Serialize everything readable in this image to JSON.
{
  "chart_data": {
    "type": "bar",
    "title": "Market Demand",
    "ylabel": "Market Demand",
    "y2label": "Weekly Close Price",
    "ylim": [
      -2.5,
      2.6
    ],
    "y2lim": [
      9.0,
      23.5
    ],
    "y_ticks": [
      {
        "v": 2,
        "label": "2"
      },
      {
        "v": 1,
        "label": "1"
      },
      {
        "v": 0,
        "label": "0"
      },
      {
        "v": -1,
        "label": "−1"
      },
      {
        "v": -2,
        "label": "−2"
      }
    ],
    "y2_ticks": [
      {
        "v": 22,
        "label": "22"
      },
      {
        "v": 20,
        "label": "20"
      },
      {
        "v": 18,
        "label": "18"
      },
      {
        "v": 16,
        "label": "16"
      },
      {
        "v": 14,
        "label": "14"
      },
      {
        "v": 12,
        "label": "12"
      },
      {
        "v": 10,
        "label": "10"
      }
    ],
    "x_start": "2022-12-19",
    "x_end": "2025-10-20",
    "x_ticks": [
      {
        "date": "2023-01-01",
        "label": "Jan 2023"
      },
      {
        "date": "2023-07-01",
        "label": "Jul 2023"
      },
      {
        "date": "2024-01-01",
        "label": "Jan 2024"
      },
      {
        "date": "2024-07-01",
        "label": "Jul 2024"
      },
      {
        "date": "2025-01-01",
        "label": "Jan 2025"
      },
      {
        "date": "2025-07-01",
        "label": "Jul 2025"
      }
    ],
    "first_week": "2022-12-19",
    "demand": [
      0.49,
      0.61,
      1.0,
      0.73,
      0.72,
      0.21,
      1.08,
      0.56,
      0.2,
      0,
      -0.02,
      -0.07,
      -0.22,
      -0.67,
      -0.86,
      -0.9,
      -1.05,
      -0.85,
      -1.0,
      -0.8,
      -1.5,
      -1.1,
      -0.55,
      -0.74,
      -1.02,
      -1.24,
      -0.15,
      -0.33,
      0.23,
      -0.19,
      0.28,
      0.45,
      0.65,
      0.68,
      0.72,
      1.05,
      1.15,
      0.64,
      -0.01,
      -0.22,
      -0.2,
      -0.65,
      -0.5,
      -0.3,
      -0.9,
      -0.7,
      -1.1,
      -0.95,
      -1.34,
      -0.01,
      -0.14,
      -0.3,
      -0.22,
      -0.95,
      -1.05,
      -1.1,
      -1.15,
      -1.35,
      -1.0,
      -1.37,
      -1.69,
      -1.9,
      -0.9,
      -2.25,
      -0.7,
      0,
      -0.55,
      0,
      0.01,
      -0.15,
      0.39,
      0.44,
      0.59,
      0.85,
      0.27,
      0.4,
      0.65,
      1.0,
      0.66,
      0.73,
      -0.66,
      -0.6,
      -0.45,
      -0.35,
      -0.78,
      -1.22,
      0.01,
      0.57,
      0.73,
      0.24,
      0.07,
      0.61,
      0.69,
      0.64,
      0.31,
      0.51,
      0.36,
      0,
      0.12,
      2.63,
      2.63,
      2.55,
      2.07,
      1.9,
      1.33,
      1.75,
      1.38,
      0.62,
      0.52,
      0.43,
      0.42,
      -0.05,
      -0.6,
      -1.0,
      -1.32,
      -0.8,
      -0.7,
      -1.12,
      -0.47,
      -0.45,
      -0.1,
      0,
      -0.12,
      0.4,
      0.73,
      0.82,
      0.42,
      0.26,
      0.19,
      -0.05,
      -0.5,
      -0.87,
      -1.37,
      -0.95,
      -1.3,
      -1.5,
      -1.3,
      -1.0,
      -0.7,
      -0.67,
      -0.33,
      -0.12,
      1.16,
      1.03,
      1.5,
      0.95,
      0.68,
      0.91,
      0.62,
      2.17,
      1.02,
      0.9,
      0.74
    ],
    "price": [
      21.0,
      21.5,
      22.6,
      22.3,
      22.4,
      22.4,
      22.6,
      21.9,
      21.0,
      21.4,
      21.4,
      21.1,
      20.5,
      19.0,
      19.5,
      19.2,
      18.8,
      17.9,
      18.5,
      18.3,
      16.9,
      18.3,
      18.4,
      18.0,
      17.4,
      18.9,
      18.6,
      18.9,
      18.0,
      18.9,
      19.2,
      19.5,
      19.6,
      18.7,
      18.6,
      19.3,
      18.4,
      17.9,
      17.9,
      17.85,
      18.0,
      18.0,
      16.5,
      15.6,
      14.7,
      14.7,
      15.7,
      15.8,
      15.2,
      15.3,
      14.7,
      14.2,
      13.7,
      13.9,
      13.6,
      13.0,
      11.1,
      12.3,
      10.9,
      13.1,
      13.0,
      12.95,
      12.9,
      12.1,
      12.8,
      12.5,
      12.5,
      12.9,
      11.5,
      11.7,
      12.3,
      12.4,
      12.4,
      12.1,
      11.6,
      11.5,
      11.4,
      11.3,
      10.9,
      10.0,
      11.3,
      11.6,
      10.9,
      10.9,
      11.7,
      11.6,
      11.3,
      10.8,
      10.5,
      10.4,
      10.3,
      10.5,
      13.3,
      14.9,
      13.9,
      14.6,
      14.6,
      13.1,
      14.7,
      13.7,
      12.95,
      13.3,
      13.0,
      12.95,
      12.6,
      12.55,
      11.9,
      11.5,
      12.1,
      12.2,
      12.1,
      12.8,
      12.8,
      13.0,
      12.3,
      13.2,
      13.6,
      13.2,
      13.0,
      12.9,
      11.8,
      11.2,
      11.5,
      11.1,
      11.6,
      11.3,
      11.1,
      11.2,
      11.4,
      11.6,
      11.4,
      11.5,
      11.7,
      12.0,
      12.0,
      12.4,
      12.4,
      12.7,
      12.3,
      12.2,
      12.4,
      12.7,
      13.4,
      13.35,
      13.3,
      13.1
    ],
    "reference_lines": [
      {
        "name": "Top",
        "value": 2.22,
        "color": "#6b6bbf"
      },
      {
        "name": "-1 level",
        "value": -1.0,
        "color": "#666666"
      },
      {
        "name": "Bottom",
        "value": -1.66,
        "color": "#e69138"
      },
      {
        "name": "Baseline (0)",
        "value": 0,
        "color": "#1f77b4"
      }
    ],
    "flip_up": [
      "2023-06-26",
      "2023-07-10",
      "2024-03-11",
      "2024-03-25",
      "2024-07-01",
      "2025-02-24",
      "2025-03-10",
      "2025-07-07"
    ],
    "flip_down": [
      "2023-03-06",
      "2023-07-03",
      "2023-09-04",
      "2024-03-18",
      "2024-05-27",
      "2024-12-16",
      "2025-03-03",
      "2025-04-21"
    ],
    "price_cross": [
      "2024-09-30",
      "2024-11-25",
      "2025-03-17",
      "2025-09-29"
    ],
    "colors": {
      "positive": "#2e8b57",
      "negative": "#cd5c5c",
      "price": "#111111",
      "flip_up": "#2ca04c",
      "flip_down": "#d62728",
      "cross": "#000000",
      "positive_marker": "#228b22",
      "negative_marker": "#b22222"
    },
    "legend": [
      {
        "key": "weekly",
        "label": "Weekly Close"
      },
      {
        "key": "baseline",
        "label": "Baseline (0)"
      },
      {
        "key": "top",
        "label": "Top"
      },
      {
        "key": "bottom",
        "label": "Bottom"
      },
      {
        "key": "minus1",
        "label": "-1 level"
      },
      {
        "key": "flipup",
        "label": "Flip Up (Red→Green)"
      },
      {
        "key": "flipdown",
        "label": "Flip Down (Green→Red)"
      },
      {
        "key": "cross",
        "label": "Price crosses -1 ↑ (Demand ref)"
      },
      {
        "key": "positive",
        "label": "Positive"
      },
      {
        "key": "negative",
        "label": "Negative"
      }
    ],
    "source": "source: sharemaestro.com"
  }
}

• • • •

■ **STATED GOAL**
Please copy out each record, character for character.

■ **REPLY**
Serialize everything readable in this image to JSON.
{
  "chart_data": {
    "type": "bar",
    "title": "Market Demand",
    "ylabel": "Market Demand",
    "y2label": "Weekly Close Price",
    "ylim": [
      -2.5,
      2.6
    ],
    "y2lim": [
      9.0,
      23.5
    ],
    "y_ticks": [
      {
        "v": 2,
        "label": "2"
      },
      {
        "v": 1,
        "label": "1"
      },
      {
        "v": 0,
        "label": "0"
      },
      {
        "v": -1,
        "label": "−1"
      },
      {
        "v": -2,
        "label": "−2"
      }
    ],
    "y2_ticks": [
      {
        "v": 22,
        "label": "22"
      },
      {
        "v": 20,
        "label": "20"
      },
      {
        "v": 18,
        "label": "18"
      },
      {
        "v": 16,
        "label": "16"
      },
      {
        "v": 14,
        "label": "14"
      },
      {
        "v": 12,
        "label": "12"
      },
      {
        "v": 10,
        "label": "10"
      }
    ],
    "x_start": "2022-12-19",
    "x_end": "2025-10-20",
    "x_ticks": [
      {
        "date": "2023-01-01",
        "label": "Jan 2023"
      },
      {
        "date": "2023-07-01",
        "label": "Jul 2023"
      },
      {
        "date": "2024-01-01",
        "label": "Jan 2024"
      },
      {
        "date": "2024-07-01",
        "label": "Jul 2024"
      },
      {
        "date": "2025-01-01",
        "label": "Jan 2025"
      },
      {
        "date": "2025-07-01",
        "label": "Jul 2025"
      }
    ],
    "first_week": "2022-12-19",
    "demand": [
      0.49,
      0.61,
      1.0,
      0.73,
      0.72,
      0.21,
      1.08,
      0.56,
      0.2,
      0,
      -0.02,
      -0.07,
      -0.22,
      -0.67,
      -0.86,
      -0.9,
      -1.05,
      -0.85,
      -1.0,
      -0.8,
      -1.5,
      -1.1,
      -0.55,
      -0.74,
      -1.02,
      -1.24,
      -0.15,
      -0.33,
      0.23,
      -0.19,
      0.28,
      0.45,
      0.65,
      0.68,
      0.72,
      1.05,
      1.15,
      0.64,
      -0.01,
      -0.22,
      -0.2,
      -0.65,
      -0.5,
      -0.3,
      -0.9,
      -0.7,
      -1.1,
      -0.95,
      -1.34,
      -0.01,
      -0.14,
      -0.3,
      -0.22,
      -0.95,
      -1.05,
      -1.1,
      -1.15,
      -1.35,
      -1.0,
      -1.37,
      -1.69,
      -1.9,
      -0.9,
      -2.25,
      -0.7,
      0,
      -0.55,
      0,
      0.01,
      -0.15,
      0.39,
      0.44,
      0.59,
      0.85,
      0.27,
      0.4,
      0.65,
      1.0,
      0.66,
      0.73,
      -0.66,
      -0.6,
      -0.45,
      -0.35,
      -0.78,
      -1.22,
      0.01,
      0.57,
      0.73,
      0.24,
      0.07,
      0.61,
      0.69,
      0.64,
      0.31,
      0.51,
      0.36,
      0,
      0.12,
      2.63,
      2.63,
      2.55,
      2.07,
      1.9,
      1.33,
      1.75,
      1.38,
      0.62,
      0.52,
      0.43,
      0.42,
      -0.05,
      -0.6,
      -1.0,
      -1.32,
      -0.8,
      -0.7,
      -1.12,
      -0.47,
      -0.45,
      -0.1,
      0,
      -0.12,
      0.4,
      0.73,
      0.82,
      0.42,
      0.26,
      0.19,
      -0.05,
      -0.5,
      -0.87,
      -1.37,
      -0.95,
      -1.3,
      -1.5,
      -1.3,
      -1.0,
      -0.7,
      -0.67,
      -0.33,
      -0.12,
      1.16,
      1.03,
      1.5,
      0.95,
      0.68,
      0.91,
      0.62,
      2.17,
      1.02,
      0.9,
      0.74
    ],
    "price": [
      21.0,
      21.5,
      22.6,
      22.3,
      22.4,
      22.4,
      22.6,
      21.9,
      21.0,
      21.4,
      21.4,
      21.1,
      20.5,
      19.0,
      19.5,
      19.2,
      18.8,
      17.9,
      18.5,
      18.3,
      16.9,
      18.3,
      18.4,
      18.0,
      17.4,
      18.9,
      18.6,
      18.9,
      18.0,
      18.9,
      19.2,
      19.5,
      19.6,
      18.7,
      18.6,
      19.3,
      18.4,
      17.9,
      17.9,
      17.85,
      18.0,
      18.0,
      16.5,
      15.6,
      14.7,
      14.7,
      15.7,
      15.8,
      15.2,
      15.3,
      14.7,
      14.2,
      13.7,
      13.9,
      13.6,
      13.0,
      11.1,
      12.3,
      10.9,
      13.1,
      13.0,
      12.95,
      12.9,
      12.1,
      12.8,
      12.5,
      12.5,
      12.9,
      11.5,
      11.7,
      12.3,
      12.4,
      12.4,
      12.1,
      11.6,
      11.5,
      11.4,
      11.3,
      10.9,
      10.0,
      11.3,
      11.6,
      10.9,
      10.9,
      11.7,
      11.6,
      11.3,
      10.8,
      10.5,
      10.4,
      10.3,
      10.5,
      13.3,
      14.9,
      13.9,
      14.6,
      14.6,
      13.1,
      14.7,
      13.7,
      12.95,
      13.3,
      13.0,
      12.95,
      12.6,
      12.55,
      11.9,
      11.5,
      12.1,
      12.2,
      12.1,
      12.8,
      12.8,
      13.0,
      12.3,
      13.2,
      13.6,
      13.2,
      13.0,
      12.9,
      11.8,
      11.2,
      11.5,
      11.1,
      11.6,
      11.3,
      11.1,
      11.2,
      11.4,
      11.6,
      11.4,
      11.5,
      11.7,
      12.0,
      12.0,
      12.4,
      12.4,
      12.7,
      12.3,
      12.2,
      12.4,
      12.7,
      13.4,
      13.35,
      13.3,
      13.1
    ],
    "reference_lines": [
      {
        "name": "Top",
        "value": 2.22,
        "color": "#6b6bbf"
      },
      {
        "name": "-1 level",
        "value": -1.0,
        "color": "#666666"
      },
      {
        "name": "Bottom",
        "value": -1.66,
        "color": "#e69138"
      },
      {
        "name": "Baseline (0)",
        "value": 0,
        "color": "#1f77b4"
      }
    ],
    "flip_up": [
      "2023-06-26",
      "2023-07-10",
      "2024-03-11",
      "2024-03-25",
      "2024-07-01",
      "2025-02-24",
      "2025-03-10",
      "2025-07-07"
    ],
    "flip_down": [
      "2023-03-06",
      "2023-07-03",
      "2023-09-04",
      "2024-03-18",
      "2024-05-27",
      "2024-12-16",
      "2025-03-03",
      "2025-04-21"
    ],
    "price_cross": [
      "2024-09-30",
      "2024-11-25",
      "2025-03-17",
      "2025-09-29"
    ],
    "colors": {
      "positive": "#2e8b57",
      "negative": "#cd5c5c",
      "price": "#111111",
      "flip_up": "#2ca04c",
      "flip_down": "#d62728",
      "cross": "#000000",
      "positive_marker": "#228b22",
      "negative_marker": "#b22222"
    },
    "legend": [
      {
        "key": "weekly",
        "label": "Weekly Close"
      },
      {
        "key": "baseline",
        "label": "Baseline (0)"
      },
      {
        "key": "top",
        "label": "Top"
      },
      {
        "key": "bottom",
        "label": "Bottom"
      },
      {
        "key": "minus1",
        "label": "-1 level"
      },
      {
        "key": "flipup",
        "label": "Flip Up (Red→Green)"
      },
      {
        "key": "flipdown",
        "label": "Flip Down (Green→Red)"
      },
      {
        "key": "cross",
        "label": "Price crosses -1 ↑ (Demand ref)"
      },
      {
        "key": "positive",
        "label": "Positive"
      },
      {
        "key": "negative",
        "label": "Negative"
      }
    ],
    "source": "source: sharemaestro.com"
  }
}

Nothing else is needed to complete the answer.